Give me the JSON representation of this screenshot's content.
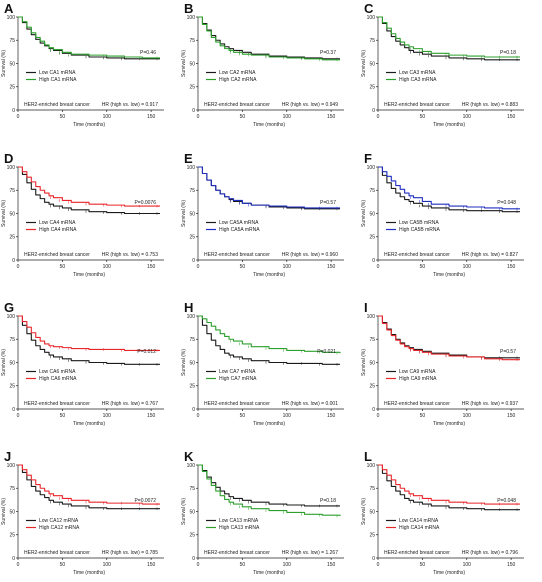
{
  "colors": {
    "low": "#1a1a1a",
    "green": "#2ca02c",
    "red": "#e8262a",
    "blue": "#1f2fbf"
  },
  "chart_data": [
    {
      "letter": "A",
      "type": "line",
      "xlabel": "Time (months)",
      "ylabel": "Survival (%)",
      "xlim": [
        0,
        160
      ],
      "ylim": [
        0,
        100
      ],
      "xticks": [
        "0",
        "50",
        "100",
        "150"
      ],
      "yticks": [
        "0",
        "25",
        "50",
        "75",
        "100"
      ],
      "x": [
        0,
        5,
        10,
        15,
        20,
        25,
        30,
        35,
        40,
        50,
        60,
        80,
        100,
        120,
        140,
        160
      ],
      "series": [
        {
          "name": "Low CA1 mRNA",
          "color_key": "low",
          "values": [
            100,
            94,
            87,
            81,
            76,
            72,
            69,
            66,
            64,
            61,
            59,
            57,
            56,
            55,
            55,
            55
          ]
        },
        {
          "name": "High CA1 mRNA",
          "color_key": "green",
          "values": [
            100,
            95,
            89,
            83,
            78,
            74,
            70,
            67,
            65,
            62,
            60,
            59,
            58,
            57,
            56,
            56
          ]
        }
      ],
      "p_text": "P=0.46",
      "cohort": "HER2-enriched breast cancer",
      "hr": "HR (high vs. low) = 0.917"
    },
    {
      "letter": "B",
      "type": "line",
      "xlabel": "Time (months)",
      "ylabel": "Survival (%)",
      "xlim": [
        0,
        160
      ],
      "ylim": [
        0,
        100
      ],
      "xticks": [
        "0",
        "50",
        "100",
        "150"
      ],
      "yticks": [
        "0",
        "25",
        "50",
        "75",
        "100"
      ],
      "x": [
        0,
        5,
        10,
        15,
        20,
        25,
        30,
        35,
        40,
        50,
        60,
        80,
        100,
        120,
        140,
        160
      ],
      "series": [
        {
          "name": "Low CA2 mRNA",
          "color_key": "low",
          "values": [
            100,
            93,
            86,
            80,
            75,
            71,
            68,
            66,
            64,
            62,
            60,
            58,
            57,
            56,
            55,
            55
          ]
        },
        {
          "name": "High CA2 mRNA",
          "color_key": "green",
          "values": [
            100,
            92,
            85,
            78,
            73,
            69,
            66,
            64,
            62,
            60,
            59,
            57,
            56,
            55,
            54,
            54
          ]
        }
      ],
      "p_text": "P=0.37",
      "cohort": "HER2-enriched breast cancer",
      "hr": "HR (high vs. low) = 0.949"
    },
    {
      "letter": "C",
      "type": "line",
      "xlabel": "Time (months)",
      "ylabel": "Survival (%)",
      "xlim": [
        0,
        160
      ],
      "ylim": [
        0,
        100
      ],
      "xticks": [
        "0",
        "50",
        "100",
        "150"
      ],
      "yticks": [
        "0",
        "25",
        "50",
        "75",
        "100"
      ],
      "x": [
        0,
        5,
        10,
        15,
        20,
        25,
        30,
        35,
        40,
        50,
        60,
        80,
        100,
        120,
        140,
        160
      ],
      "series": [
        {
          "name": "Low CA3 mRNA",
          "color_key": "low",
          "values": [
            100,
            93,
            85,
            79,
            74,
            70,
            67,
            64,
            62,
            60,
            58,
            56,
            55,
            54,
            54,
            54
          ]
        },
        {
          "name": "High CA3 mRNA",
          "color_key": "green",
          "values": [
            100,
            94,
            88,
            82,
            77,
            73,
            70,
            68,
            66,
            63,
            61,
            59,
            58,
            57,
            57,
            57
          ]
        }
      ],
      "p_text": "P=0.18",
      "cohort": "HER2-enriched breast cancer",
      "hr": "HR (high vs. low) = 0.883"
    },
    {
      "letter": "D",
      "type": "line",
      "xlabel": "Time (months)",
      "ylabel": "Survival (%)",
      "xlim": [
        0,
        160
      ],
      "ylim": [
        0,
        100
      ],
      "xticks": [
        "0",
        "50",
        "100",
        "150"
      ],
      "yticks": [
        "0",
        "25",
        "50",
        "75",
        "100"
      ],
      "x": [
        0,
        5,
        10,
        15,
        20,
        25,
        30,
        35,
        40,
        50,
        60,
        80,
        100,
        120,
        140,
        160
      ],
      "series": [
        {
          "name": "Low CA4 mRNA",
          "color_key": "low",
          "values": [
            100,
            92,
            83,
            76,
            70,
            66,
            62,
            60,
            58,
            56,
            54,
            52,
            51,
            50,
            50,
            50
          ]
        },
        {
          "name": "High CA4 mRNA",
          "color_key": "red",
          "values": [
            100,
            95,
            89,
            84,
            79,
            75,
            72,
            69,
            67,
            64,
            62,
            60,
            59,
            58,
            58,
            58
          ]
        }
      ],
      "p_text": "P=0.0076",
      "cohort": "HER2-enriched breast cancer",
      "hr": "HR (high vs. low) = 0.753"
    },
    {
      "letter": "E",
      "type": "line",
      "xlabel": "Time (months)",
      "ylabel": "Survival (%)",
      "xlim": [
        0,
        160
      ],
      "ylim": [
        0,
        100
      ],
      "xticks": [
        "0",
        "50",
        "100",
        "150"
      ],
      "yticks": [
        "0",
        "25",
        "50",
        "75",
        "100"
      ],
      "x": [
        0,
        5,
        10,
        15,
        20,
        25,
        30,
        35,
        40,
        50,
        60,
        80,
        100,
        120,
        140,
        160
      ],
      "series": [
        {
          "name": "Low CA5A mRNA",
          "color_key": "low",
          "values": [
            100,
            93,
            86,
            80,
            75,
            71,
            68,
            65,
            63,
            61,
            59,
            57,
            56,
            55,
            55,
            55
          ]
        },
        {
          "name": "High CA5A mRNA",
          "color_key": "blue",
          "values": [
            100,
            93,
            86,
            80,
            75,
            71,
            68,
            66,
            64,
            61,
            59,
            58,
            57,
            56,
            56,
            56
          ]
        }
      ],
      "p_text": "P=0.57",
      "cohort": "HER2-enriched breast cancer",
      "hr": "HR (high vs. low) = 0.960"
    },
    {
      "letter": "F",
      "type": "line",
      "xlabel": "Time (months)",
      "ylabel": "Survival (%)",
      "xlim": [
        0,
        160
      ],
      "ylim": [
        0,
        100
      ],
      "xticks": [
        "0",
        "50",
        "100",
        "150"
      ],
      "yticks": [
        "0",
        "25",
        "50",
        "75",
        "100"
      ],
      "x": [
        0,
        5,
        10,
        15,
        20,
        25,
        30,
        35,
        40,
        50,
        60,
        80,
        100,
        120,
        140,
        160
      ],
      "series": [
        {
          "name": "Low CA5B mRNA",
          "color_key": "low",
          "values": [
            100,
            91,
            83,
            77,
            72,
            68,
            65,
            63,
            61,
            58,
            56,
            54,
            53,
            53,
            52,
            52
          ]
        },
        {
          "name": "High CA5B mRNA",
          "color_key": "blue",
          "values": [
            100,
            95,
            90,
            85,
            80,
            76,
            72,
            69,
            67,
            63,
            60,
            58,
            57,
            56,
            55,
            55
          ]
        }
      ],
      "p_text": "P=0.048",
      "cohort": "HER2-enriched breast cancer",
      "hr": "HR (high vs. low) = 0.827"
    },
    {
      "letter": "G",
      "type": "line",
      "xlabel": "Time (months)",
      "ylabel": "Survival (%)",
      "xlim": [
        0,
        160
      ],
      "ylim": [
        0,
        100
      ],
      "xticks": [
        "0",
        "50",
        "100",
        "150"
      ],
      "yticks": [
        "0",
        "25",
        "50",
        "75",
        "100"
      ],
      "x": [
        0,
        5,
        10,
        15,
        20,
        25,
        30,
        35,
        40,
        50,
        60,
        80,
        100,
        120,
        140,
        160
      ],
      "series": [
        {
          "name": "Low CA6 mRNA",
          "color_key": "low",
          "values": [
            100,
            90,
            81,
            74,
            68,
            64,
            61,
            58,
            56,
            54,
            52,
            50,
            49,
            48,
            48,
            48
          ]
        },
        {
          "name": "High CA6 mRNA",
          "color_key": "red",
          "values": [
            100,
            94,
            88,
            82,
            77,
            73,
            70,
            68,
            67,
            66,
            65,
            64,
            64,
            63,
            63,
            63
          ]
        }
      ],
      "p_text": "P=0.012",
      "cohort": "HER2-enriched breast cancer",
      "hr": "HR (high vs. low) = 0.767"
    },
    {
      "letter": "H",
      "type": "line",
      "xlabel": "Time (months)",
      "ylabel": "Survival (%)",
      "xlim": [
        0,
        160
      ],
      "ylim": [
        0,
        100
      ],
      "xticks": [
        "0",
        "50",
        "100",
        "150"
      ],
      "yticks": [
        "0",
        "25",
        "50",
        "75",
        "100"
      ],
      "x": [
        0,
        5,
        10,
        15,
        20,
        25,
        30,
        35,
        40,
        50,
        60,
        80,
        100,
        120,
        140,
        160
      ],
      "series": [
        {
          "name": "Low CA7 mRNA",
          "color_key": "low",
          "values": [
            100,
            90,
            81,
            74,
            68,
            64,
            60,
            58,
            56,
            54,
            52,
            50,
            49,
            49,
            48,
            48
          ]
        },
        {
          "name": "High CA7 mRNA",
          "color_key": "green",
          "values": [
            100,
            97,
            93,
            89,
            85,
            81,
            78,
            75,
            73,
            70,
            67,
            65,
            63,
            62,
            61,
            60
          ]
        }
      ],
      "p_text": "P=0.021",
      "cohort": "HER2-enriched breast cancer",
      "hr": "HR (high vs. low) = 0.001"
    },
    {
      "letter": "I",
      "type": "line",
      "xlabel": "Time (months)",
      "ylabel": "Survival (%)",
      "xlim": [
        0,
        160
      ],
      "ylim": [
        0,
        100
      ],
      "xticks": [
        "0",
        "50",
        "100",
        "150"
      ],
      "yticks": [
        "0",
        "25",
        "50",
        "75",
        "100"
      ],
      "x": [
        0,
        5,
        10,
        15,
        20,
        25,
        30,
        35,
        40,
        50,
        60,
        80,
        100,
        120,
        140,
        160
      ],
      "series": [
        {
          "name": "Low CA9 mRNA",
          "color_key": "low",
          "values": [
            100,
            93,
            86,
            80,
            75,
            71,
            68,
            66,
            64,
            62,
            60,
            58,
            56,
            55,
            55,
            55
          ]
        },
        {
          "name": "High CA9 mRNA",
          "color_key": "red",
          "values": [
            100,
            92,
            85,
            79,
            74,
            70,
            67,
            65,
            63,
            61,
            59,
            57,
            56,
            54,
            53,
            53
          ]
        }
      ],
      "p_text": "P=0.57",
      "cohort": "HER2-enriched breast cancer",
      "hr": "HR (high vs. low) = 0.937"
    },
    {
      "letter": "J",
      "type": "line",
      "xlabel": "Time (months)",
      "ylabel": "Survival (%)",
      "xlim": [
        0,
        160
      ],
      "ylim": [
        0,
        100
      ],
      "xticks": [
        "0",
        "50",
        "100",
        "150"
      ],
      "yticks": [
        "0",
        "25",
        "50",
        "75",
        "100"
      ],
      "x": [
        0,
        5,
        10,
        15,
        20,
        25,
        30,
        35,
        40,
        50,
        60,
        80,
        100,
        120,
        140,
        160
      ],
      "series": [
        {
          "name": "Low CA12 mRNA",
          "color_key": "low",
          "values": [
            100,
            92,
            84,
            77,
            72,
            68,
            65,
            62,
            60,
            58,
            56,
            54,
            53,
            53,
            53,
            53
          ]
        },
        {
          "name": "High CA12 mRNA",
          "color_key": "red",
          "values": [
            100,
            95,
            89,
            84,
            79,
            75,
            72,
            69,
            67,
            64,
            62,
            60,
            59,
            59,
            58,
            58
          ]
        }
      ],
      "p_text": "P=0.0072",
      "cohort": "HER2-enriched breast cancer",
      "hr": "HR (high vs. low) = 0.785"
    },
    {
      "letter": "K",
      "type": "line",
      "xlabel": "Time (months)",
      "ylabel": "Survival (%)",
      "xlim": [
        0,
        160
      ],
      "ylim": [
        0,
        100
      ],
      "xticks": [
        "0",
        "50",
        "100",
        "150"
      ],
      "yticks": [
        "0",
        "25",
        "50",
        "75",
        "100"
      ],
      "x": [
        0,
        5,
        10,
        15,
        20,
        25,
        30,
        35,
        40,
        50,
        60,
        80,
        100,
        120,
        140,
        160
      ],
      "series": [
        {
          "name": "Low CA13 mRNA",
          "color_key": "low",
          "values": [
            100,
            94,
            87,
            81,
            76,
            72,
            69,
            66,
            64,
            62,
            60,
            58,
            57,
            56,
            56,
            56
          ]
        },
        {
          "name": "High CA13 mRNA",
          "color_key": "green",
          "values": [
            100,
            93,
            85,
            78,
            72,
            67,
            63,
            60,
            58,
            55,
            53,
            51,
            49,
            47,
            46,
            45
          ]
        }
      ],
      "p_text": "P=0.18",
      "cohort": "HER2-enriched breast cancer",
      "hr": "HR (high vs. low) = 1.267"
    },
    {
      "letter": "L",
      "type": "line",
      "xlabel": "Time (months)",
      "ylabel": "Survival (%)",
      "xlim": [
        0,
        160
      ],
      "ylim": [
        0,
        100
      ],
      "xticks": [
        "0",
        "50",
        "100",
        "150"
      ],
      "yticks": [
        "0",
        "25",
        "50",
        "75",
        "100"
      ],
      "x": [
        0,
        5,
        10,
        15,
        20,
        25,
        30,
        35,
        40,
        50,
        60,
        80,
        100,
        120,
        140,
        160
      ],
      "series": [
        {
          "name": "Low CA14 mRNA",
          "color_key": "low",
          "values": [
            100,
            91,
            83,
            77,
            72,
            68,
            64,
            62,
            60,
            58,
            56,
            54,
            53,
            52,
            52,
            52
          ]
        },
        {
          "name": "High CA14 mRNA",
          "color_key": "red",
          "values": [
            100,
            95,
            89,
            84,
            79,
            75,
            72,
            69,
            67,
            64,
            62,
            60,
            59,
            58,
            58,
            58
          ]
        }
      ],
      "p_text": "P=0.048",
      "cohort": "HER2-enriched breast cancer",
      "hr": "HR (high vs. low) = 0.796"
    }
  ]
}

======

* What you have to do:
The word to find is "letter". Copy every line of the records that holds it.

* Task response:
      "letter": "A",
      "letter": "B",
      "letter": "C",
      "letter": "D",
      "letter": "E",
      "letter": "F",
      "letter": "G",
      "letter": "H",
      "letter": "I",
      "letter": "J",
      "letter": "K",
      "letter": "L",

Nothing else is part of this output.